• _Aim_:
Reproduce the entries word for word, and omit any picture you find in them.
+ + + + + + +
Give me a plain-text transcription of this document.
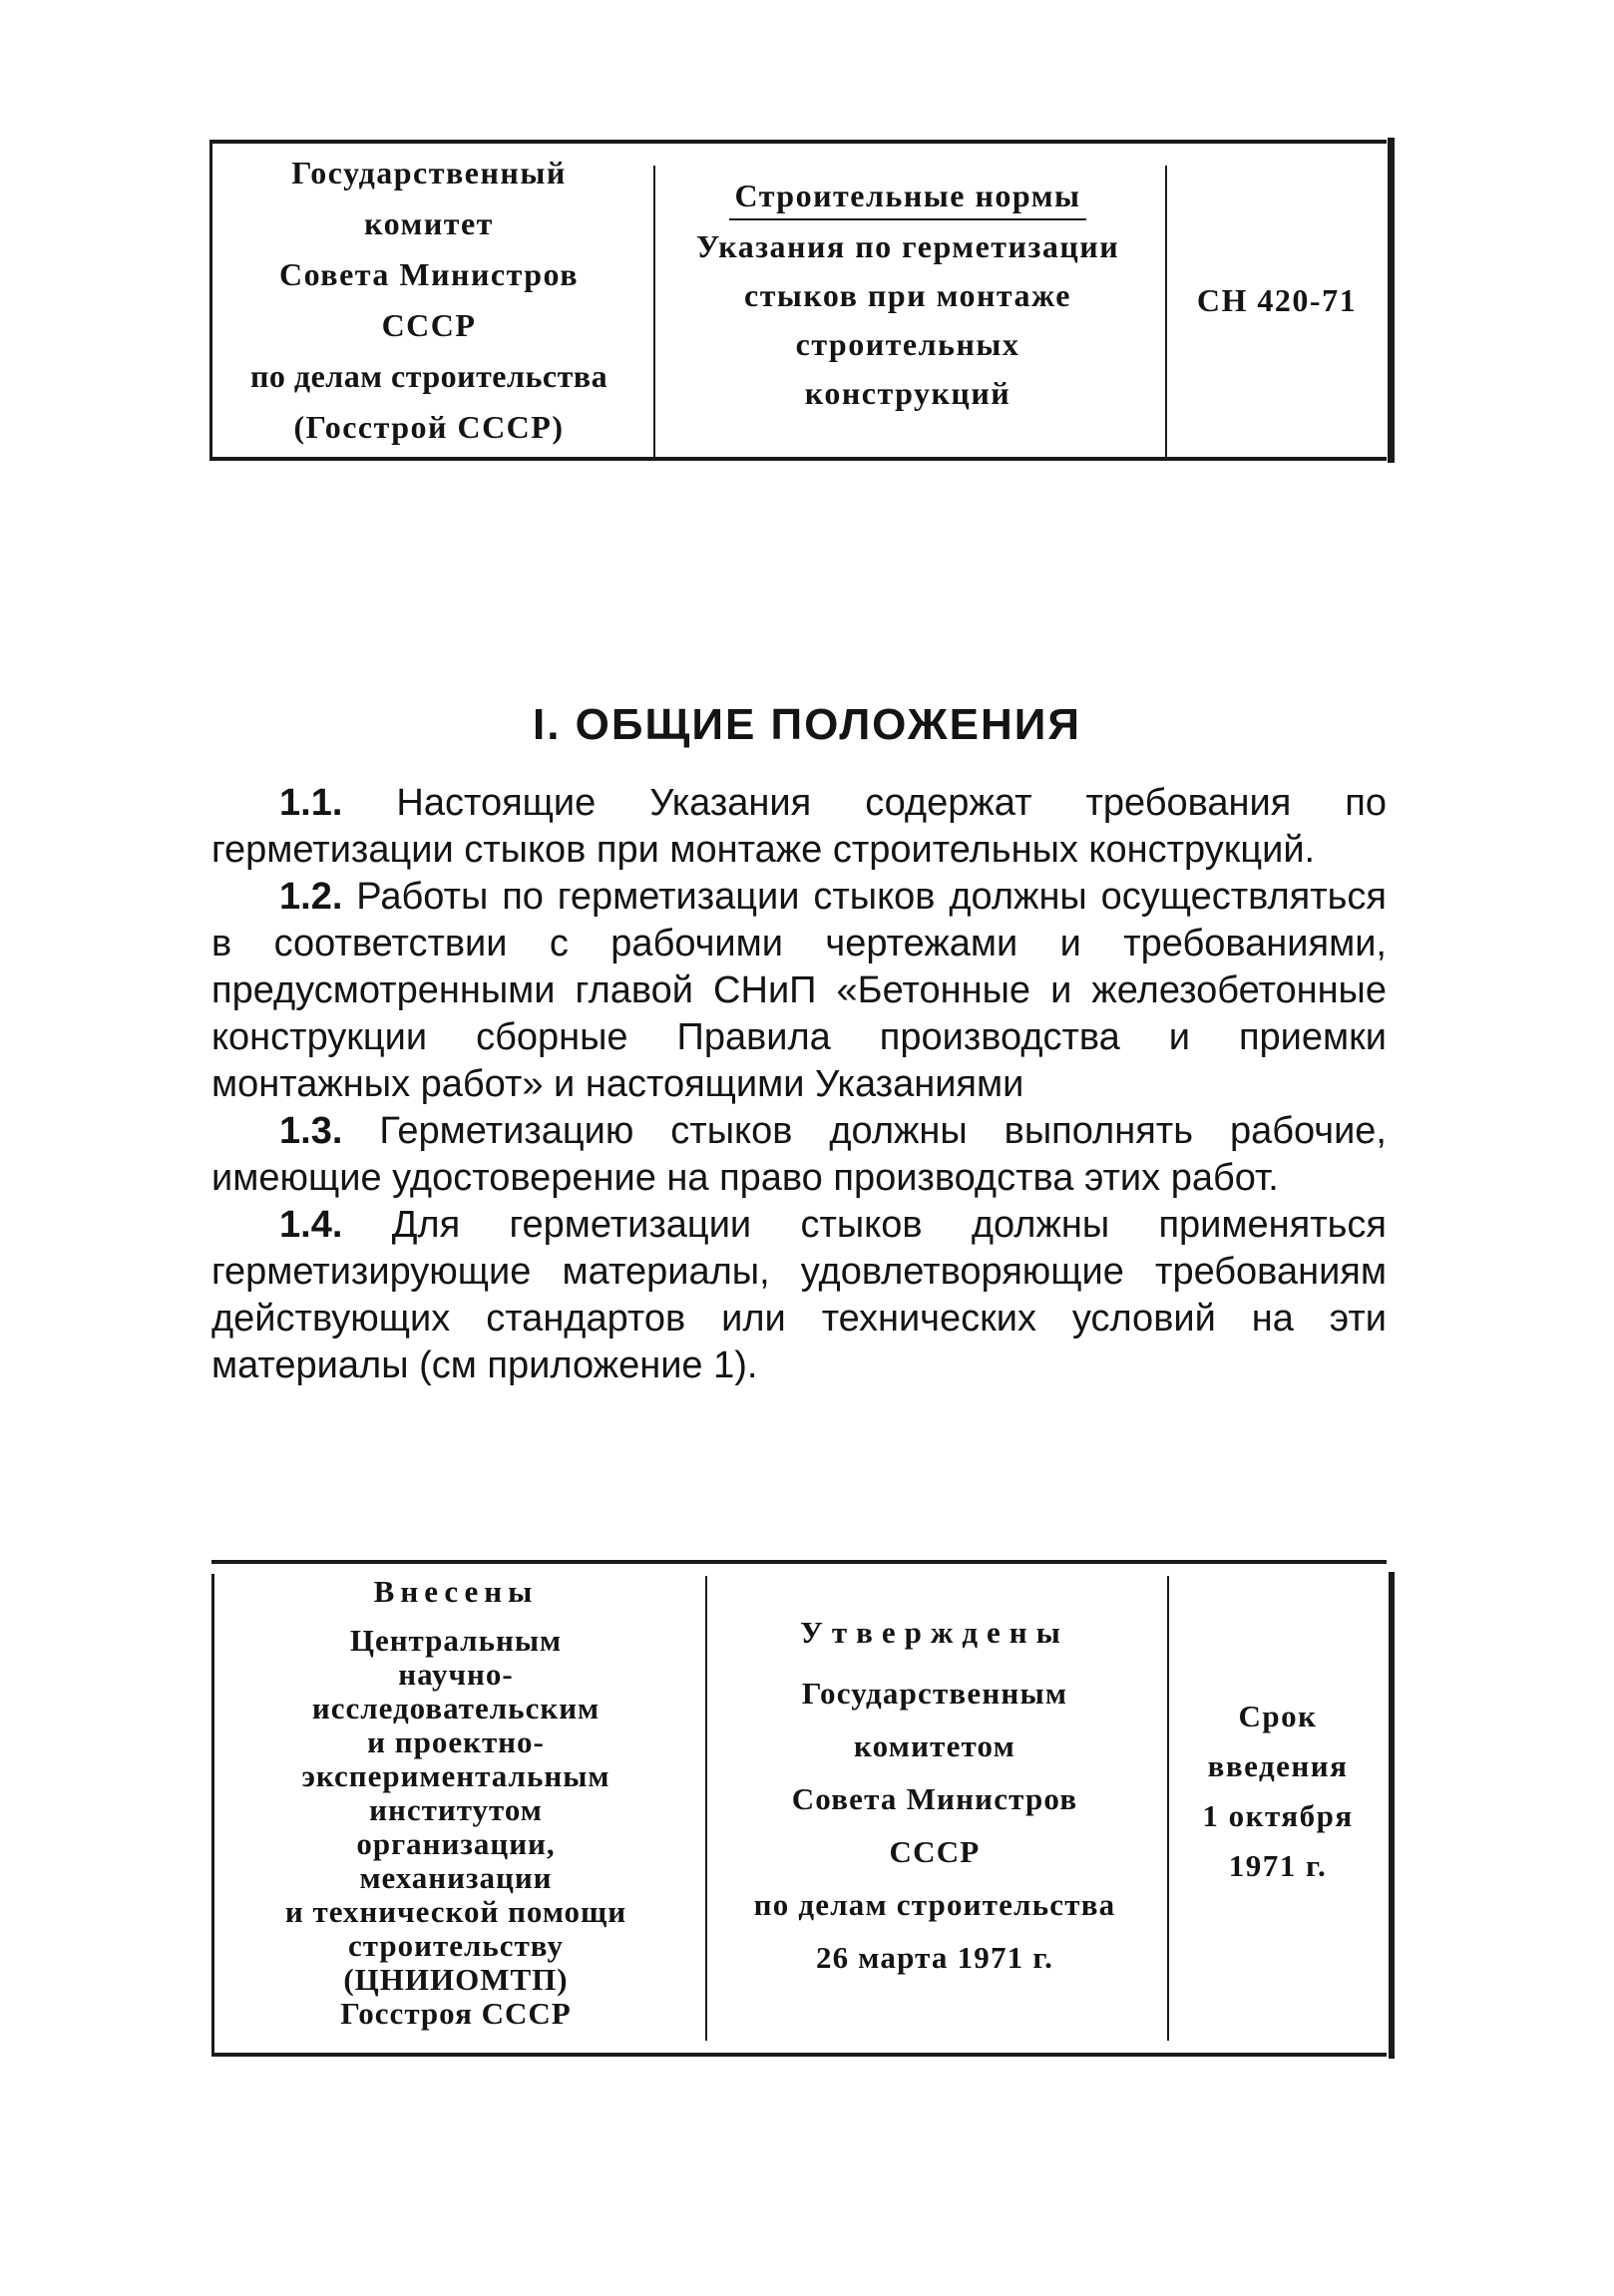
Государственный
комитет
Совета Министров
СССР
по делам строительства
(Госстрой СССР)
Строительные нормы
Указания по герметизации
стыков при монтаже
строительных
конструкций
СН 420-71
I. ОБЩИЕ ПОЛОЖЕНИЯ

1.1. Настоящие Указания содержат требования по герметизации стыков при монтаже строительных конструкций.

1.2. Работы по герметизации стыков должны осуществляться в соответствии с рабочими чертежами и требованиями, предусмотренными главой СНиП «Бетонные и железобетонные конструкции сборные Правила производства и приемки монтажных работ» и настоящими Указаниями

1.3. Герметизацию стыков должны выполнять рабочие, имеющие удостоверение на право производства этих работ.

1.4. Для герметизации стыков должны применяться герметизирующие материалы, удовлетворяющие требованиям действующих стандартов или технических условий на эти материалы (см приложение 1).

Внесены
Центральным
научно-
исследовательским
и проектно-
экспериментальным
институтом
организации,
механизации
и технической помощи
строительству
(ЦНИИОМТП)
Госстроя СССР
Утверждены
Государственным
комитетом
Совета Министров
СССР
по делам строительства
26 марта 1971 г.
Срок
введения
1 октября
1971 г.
+ + + + + + +
• _Task output_:
Give me a plain-text transcription of this document.
Государственный
комитет
Совета Министров
СССР
по делам строительства
(Госстрой СССР)
Строительные нормы
Указания по герметизации
стыков при монтаже
строительных
конструкций
СН 420-71
I. ОБЩИЕ ПОЛОЖЕНИЯ

1.1. Настоящие Указания содержат требования по герметизации стыков при монтаже строительных конструкций.

1.2. Работы по герметизации стыков должны осуществляться в соответствии с рабочими чертежами и требованиями, предусмотренными главой СНиП «Бетонные и железобетонные конструкции сборные Правила производства и приемки монтажных работ» и настоящими Указаниями

1.3. Герметизацию стыков должны выполнять рабочие, имеющие удостоверение на право производства этих работ.

1.4. Для герметизации стыков должны применяться герметизирующие материалы, удовлетворяющие требованиям действующих стандартов или технических условий на эти материалы (см приложение 1).

Внесены
Центральным
научно-
исследовательским
и проектно-
экспериментальным
институтом
организации,
механизации
и технической помощи
строительству
(ЦНИИОМТП)
Госстроя СССР
Утверждены
Государственным
комитетом
Совета Министров
СССР
по делам строительства
26 марта 1971 г.
Срок
введения
1 октября
1971 г.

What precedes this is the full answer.